The entries must be set down again word for word; no pictures belong in the copy.
▬▬▬▬▬▬
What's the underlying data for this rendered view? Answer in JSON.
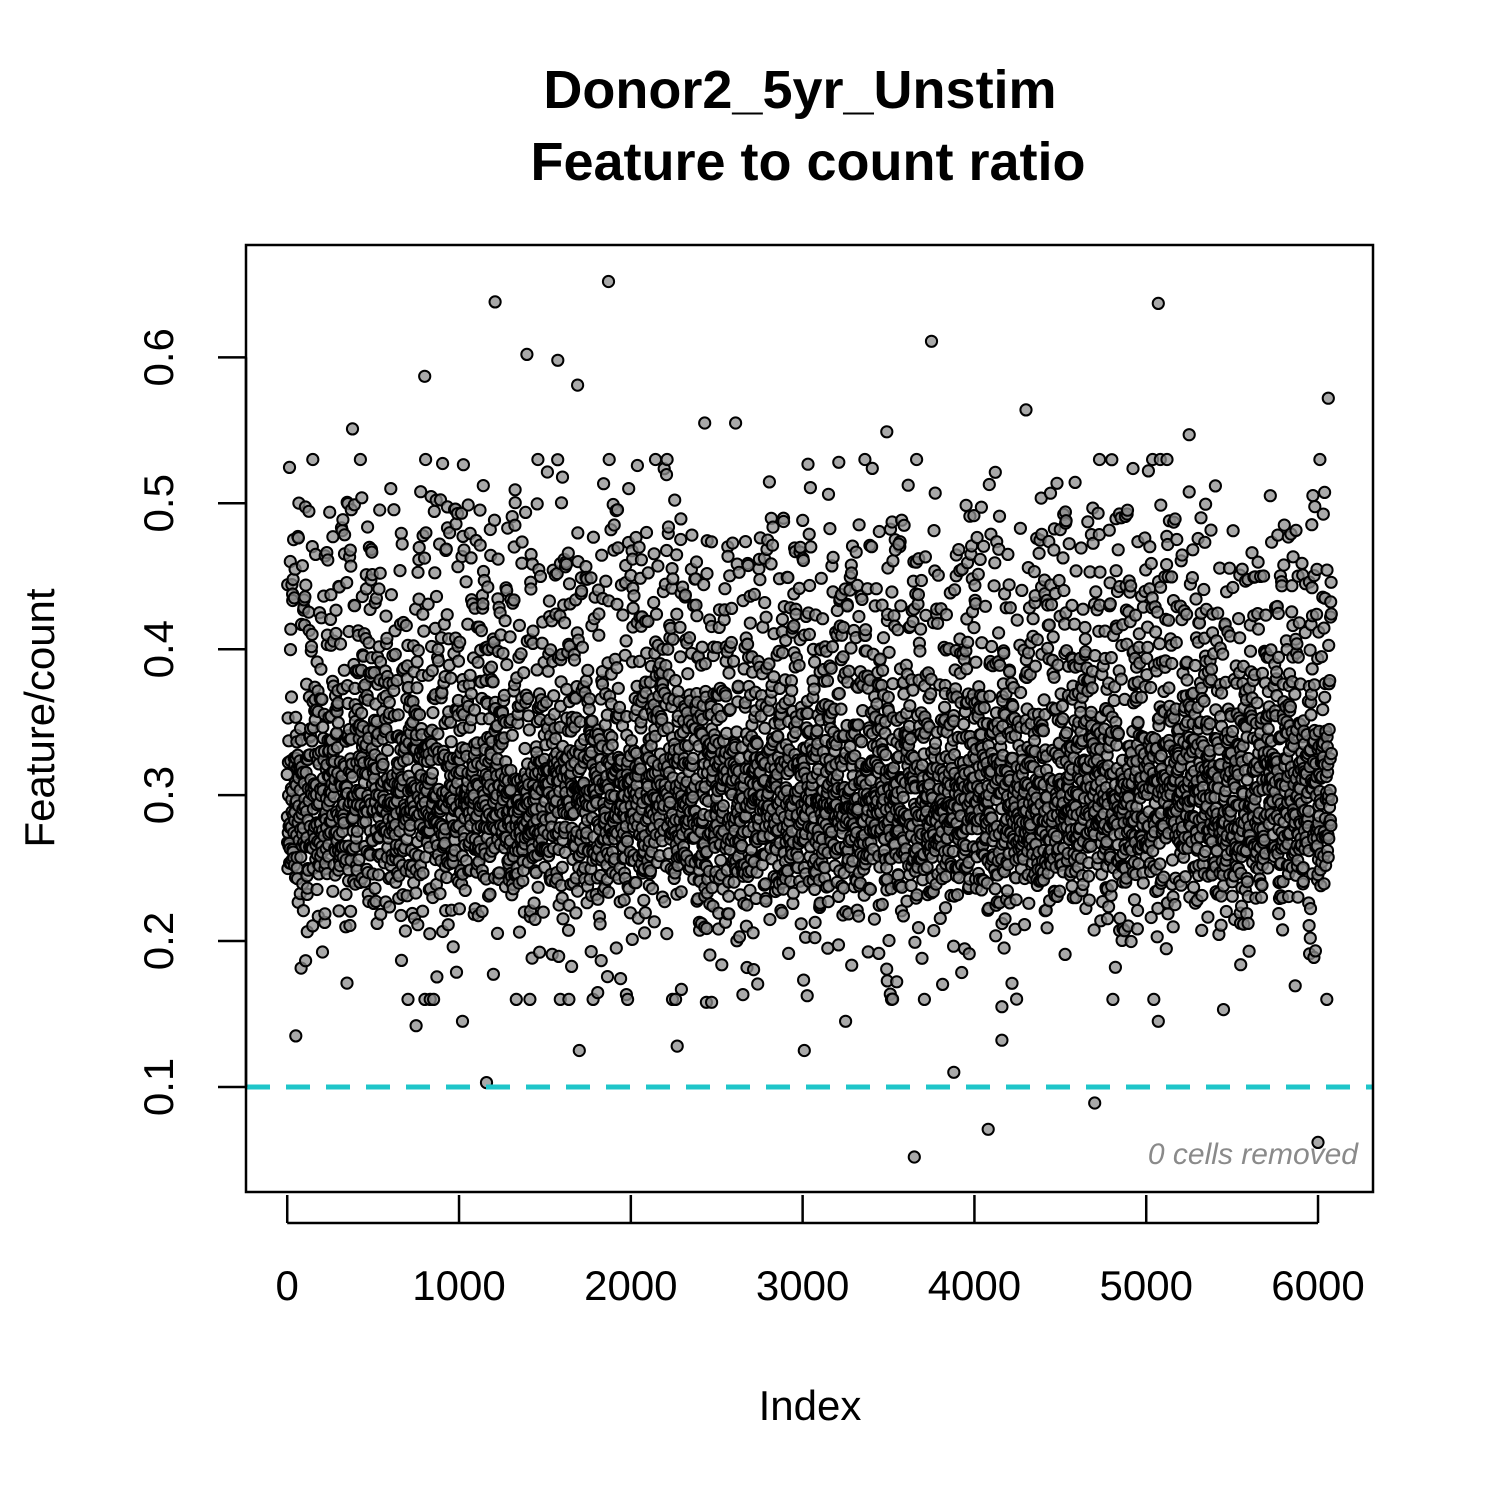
{
  "chart_data": {
    "type": "scatter",
    "title": "Donor2_5yr_Unstim",
    "subtitle": "Feature to count ratio",
    "xlabel": "Index",
    "ylabel": "Feature/count",
    "xlim": [
      -240,
      6320
    ],
    "ylim": [
      0.028,
      0.677
    ],
    "xticks": [
      0,
      1000,
      2000,
      3000,
      4000,
      5000,
      6000
    ],
    "xtick_labels": [
      "0",
      "1000",
      "2000",
      "3000",
      "4000",
      "5000",
      "6000"
    ],
    "yticks": [
      0.1,
      0.2,
      0.3,
      0.4,
      0.5,
      0.6
    ],
    "ytick_labels": [
      "0.1",
      "0.2",
      "0.3",
      "0.4",
      "0.5",
      "0.6"
    ],
    "grid": false,
    "legend": "none",
    "n_points": 6079,
    "point_fill": "#8c8c8c",
    "point_stroke": "#000000",
    "threshold": {
      "value": 0.1,
      "color": "#1fc5c9",
      "style": "dashed"
    },
    "annotation": {
      "text": "0 cells removed",
      "color": "#8a8a8a"
    },
    "notable_points": [
      {
        "x": 1870,
        "y": 0.652
      },
      {
        "x": 1210,
        "y": 0.638
      },
      {
        "x": 5070,
        "y": 0.637
      },
      {
        "x": 3750,
        "y": 0.611
      },
      {
        "x": 1395,
        "y": 0.602
      },
      {
        "x": 1575,
        "y": 0.598
      },
      {
        "x": 800,
        "y": 0.587
      },
      {
        "x": 1690,
        "y": 0.581
      },
      {
        "x": 6060,
        "y": 0.572
      },
      {
        "x": 4300,
        "y": 0.564
      },
      {
        "x": 2610,
        "y": 0.555
      },
      {
        "x": 2430,
        "y": 0.555
      },
      {
        "x": 380,
        "y": 0.551
      },
      {
        "x": 3490,
        "y": 0.549
      },
      {
        "x": 5250,
        "y": 0.547
      },
      {
        "x": 1160,
        "y": 0.103
      },
      {
        "x": 3880,
        "y": 0.11
      },
      {
        "x": 4700,
        "y": 0.089
      },
      {
        "x": 4080,
        "y": 0.071
      },
      {
        "x": 6000,
        "y": 0.062
      },
      {
        "x": 3650,
        "y": 0.052
      },
      {
        "x": 50,
        "y": 0.135
      },
      {
        "x": 1700,
        "y": 0.125
      },
      {
        "x": 2270,
        "y": 0.128
      },
      {
        "x": 3010,
        "y": 0.125
      },
      {
        "x": 4160,
        "y": 0.132
      },
      {
        "x": 5450,
        "y": 0.153
      },
      {
        "x": 2440,
        "y": 0.158
      },
      {
        "x": 2470,
        "y": 0.158
      },
      {
        "x": 750,
        "y": 0.142
      },
      {
        "x": 1020,
        "y": 0.145
      },
      {
        "x": 5070,
        "y": 0.145
      },
      {
        "x": 3250,
        "y": 0.145
      },
      {
        "x": 4160,
        "y": 0.155
      },
      {
        "x": 3540,
        "y": 0.468
      },
      {
        "x": 3560,
        "y": 0.472
      }
    ]
  }
}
▬▬▬▬▬▬
Output for this exercise:
What's the underlying data for this rendered view? Answer in JSON.
{
  "chart_data": {
    "type": "scatter",
    "title": "Donor2_5yr_Unstim",
    "subtitle": "Feature to count ratio",
    "xlabel": "Index",
    "ylabel": "Feature/count",
    "xlim": [
      -240,
      6320
    ],
    "ylim": [
      0.028,
      0.677
    ],
    "xticks": [
      0,
      1000,
      2000,
      3000,
      4000,
      5000,
      6000
    ],
    "xtick_labels": [
      "0",
      "1000",
      "2000",
      "3000",
      "4000",
      "5000",
      "6000"
    ],
    "yticks": [
      0.1,
      0.2,
      0.3,
      0.4,
      0.5,
      0.6
    ],
    "ytick_labels": [
      "0.1",
      "0.2",
      "0.3",
      "0.4",
      "0.5",
      "0.6"
    ],
    "grid": false,
    "legend": "none",
    "n_points": 6079,
    "point_fill": "#8c8c8c",
    "point_stroke": "#000000",
    "threshold": {
      "value": 0.1,
      "color": "#1fc5c9",
      "style": "dashed"
    },
    "annotation": {
      "text": "0 cells removed",
      "color": "#8a8a8a"
    },
    "notable_points": [
      {
        "x": 1870,
        "y": 0.652
      },
      {
        "x": 1210,
        "y": 0.638
      },
      {
        "x": 5070,
        "y": 0.637
      },
      {
        "x": 3750,
        "y": 0.611
      },
      {
        "x": 1395,
        "y": 0.602
      },
      {
        "x": 1575,
        "y": 0.598
      },
      {
        "x": 800,
        "y": 0.587
      },
      {
        "x": 1690,
        "y": 0.581
      },
      {
        "x": 6060,
        "y": 0.572
      },
      {
        "x": 4300,
        "y": 0.564
      },
      {
        "x": 2610,
        "y": 0.555
      },
      {
        "x": 2430,
        "y": 0.555
      },
      {
        "x": 380,
        "y": 0.551
      },
      {
        "x": 3490,
        "y": 0.549
      },
      {
        "x": 5250,
        "y": 0.547
      },
      {
        "x": 1160,
        "y": 0.103
      },
      {
        "x": 3880,
        "y": 0.11
      },
      {
        "x": 4700,
        "y": 0.089
      },
      {
        "x": 4080,
        "y": 0.071
      },
      {
        "x": 6000,
        "y": 0.062
      },
      {
        "x": 3650,
        "y": 0.052
      },
      {
        "x": 50,
        "y": 0.135
      },
      {
        "x": 1700,
        "y": 0.125
      },
      {
        "x": 2270,
        "y": 0.128
      },
      {
        "x": 3010,
        "y": 0.125
      },
      {
        "x": 4160,
        "y": 0.132
      },
      {
        "x": 5450,
        "y": 0.153
      },
      {
        "x": 2440,
        "y": 0.158
      },
      {
        "x": 2470,
        "y": 0.158
      },
      {
        "x": 750,
        "y": 0.142
      },
      {
        "x": 1020,
        "y": 0.145
      },
      {
        "x": 5070,
        "y": 0.145
      },
      {
        "x": 3250,
        "y": 0.145
      },
      {
        "x": 4160,
        "y": 0.155
      },
      {
        "x": 3540,
        "y": 0.468
      },
      {
        "x": 3560,
        "y": 0.472
      }
    ]
  }
}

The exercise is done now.